**Quoted passage:**
begin

My new M1 Garand

Chipperman

New member
Finally bought a Garand a couple of weeks ago at a small gun shop.
Can't wait to shoot it, but the weather has not been cooperative. Anyway, a few questions:

How do I tell if it's a Danish Garand? I tried searching here and some M1 sites, but have not found info about Danish markings. According to the SN, the rifle was made 1955-1957, so it's pretty late. There are no marks on the reciever that I can see, other than the usual ones. I'm thinking it's not a Dane because of that.

The stock pieces are in reasonable shape, but they are all different types of wood. :( The main stock has white paint on the bottom of the grip that says "66". The cartouche, if there was one, is no longer present on the side of the butt.

How necessary is the "M1 takedown tool"? Is there anything I can't do with a good tool set at home? I figure I'll get one anyway for coolness factor, but do I need one right away?

When loading clips, you are supposed to have the uppermost cartridge to the left (when looking from the primer end), correct? Will the rifle function normally if you reverse that?

I don't know what it is about this rifle, but I love it already and I haven't even firred it. The weight and balance, the history, the inherent accuracy. I'm giddy.

There are many like it, but this one is MINE :cool:
 

30Cal

New member
The Danes usually have a 5 or 6 digit stamped rack number above the lower sling swivel. Other than that or Danish parts, I don't know if there's any positive indicators.

Takedown tool is useful, but not necessary for normal cleaning. I keep an M10 type tool (which doubles as a handle for those wretched segmented cleaning rod) that I keep in the buttstock which is handy if you want to strip the bolt down.

Ty
 

Chipperman

New member
Thanks for the reply.

Are you saying the stamp is on the swivel itself, or the stock next to the swivel? I don't have it in front of me, but do not recall seeing anything there.
 

Noban

New member
Chipperman - I've loaded clips either way and they seem to work fine. I do find that having the top round to the right makes loading easier for me as it facilitates a straighter push down with the thumb (small hands).
 

Dave P

New member
Danes

How to tell if its Danish: looks for crumbs, ants and matching coffee stains!:D


Serial Number: Look for 3/8 " numbers stamped into stock at rear sling swivel.

BBL: if it was re-barrelled - may have the danish crown and VAR visable next to op-rod.

Any Pietro Baretta (PB) parts? My dane has a few.

FWIW: took mine out at lunch today to check loads for an upcoming match. First 2 types of loads were about 5 MOA, and then the third type had all 5 rnds touching!?!? Wanna take odds I can't repeat that result?
 

TEA

New member
Which manufacturer is it? IHC and HRA Garands were not loaned to the Danes. Even if its a SA, I think the serial number is too high to be a Dane. I believe that the Garand lending program to the Danes was around 47-52 or 53 and were mostly WWII vintage rifles. By the early '50s, Bereta was making Garands on Winchester's old machinery (but with a much nicer finish ;) ) for the European NATO countries that were using the Garand.
 

sleeping dog

New member
What makes you think it's a Dane? Is that what the store clerk said?

It sounds like that's unlikely, without the number stamped in the stock and the dime-size inlet in the pistol grip.

Regards.
 

Chipperman

New member
It's a Springfield SN 5,890,xxx

The barrel is marked SA F6565448 6 55 A227B There are also a couple of random "P"s and an"M" stamped near the barrel SN (Dose the 55 mean 1955?)

end

**Stated task:** Extract the portion of the M1 Garand forum thread from "The stock pieces" to "of the butt.", copying it verbatim.

**Information shown:**
begin

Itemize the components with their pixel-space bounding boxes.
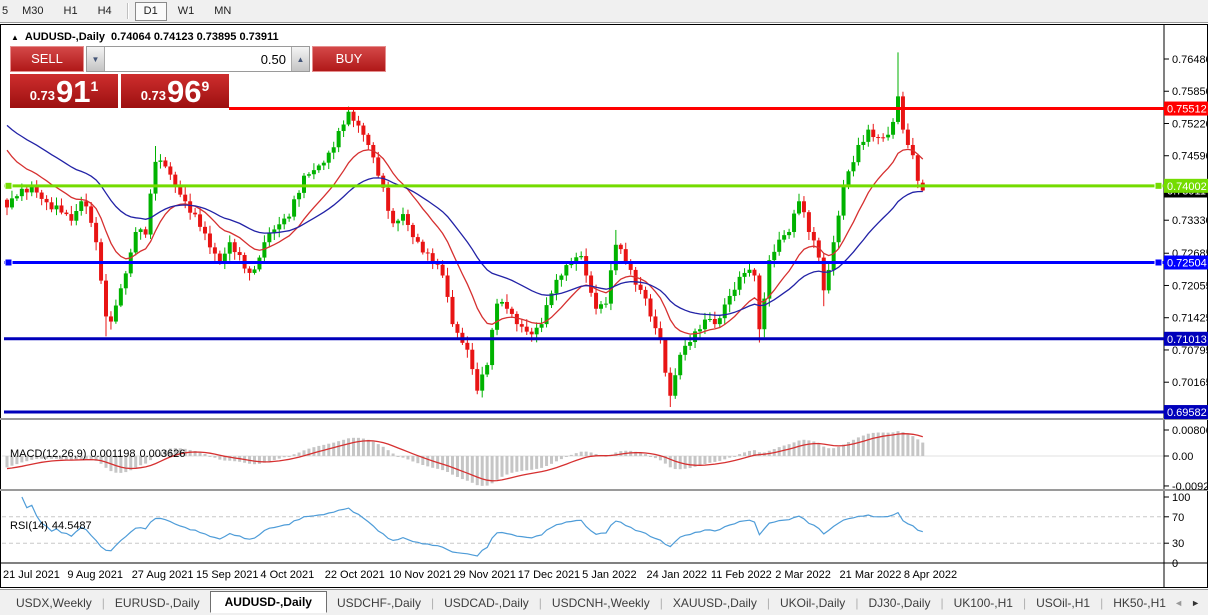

end

**Written solution:**
The stock pieces are in reasonable shape, but they are all different types of wood. :( The main stock has white paint on the bottom of the grip that says "66". The cartouche, if there was one, is no longer present on the side of the butt.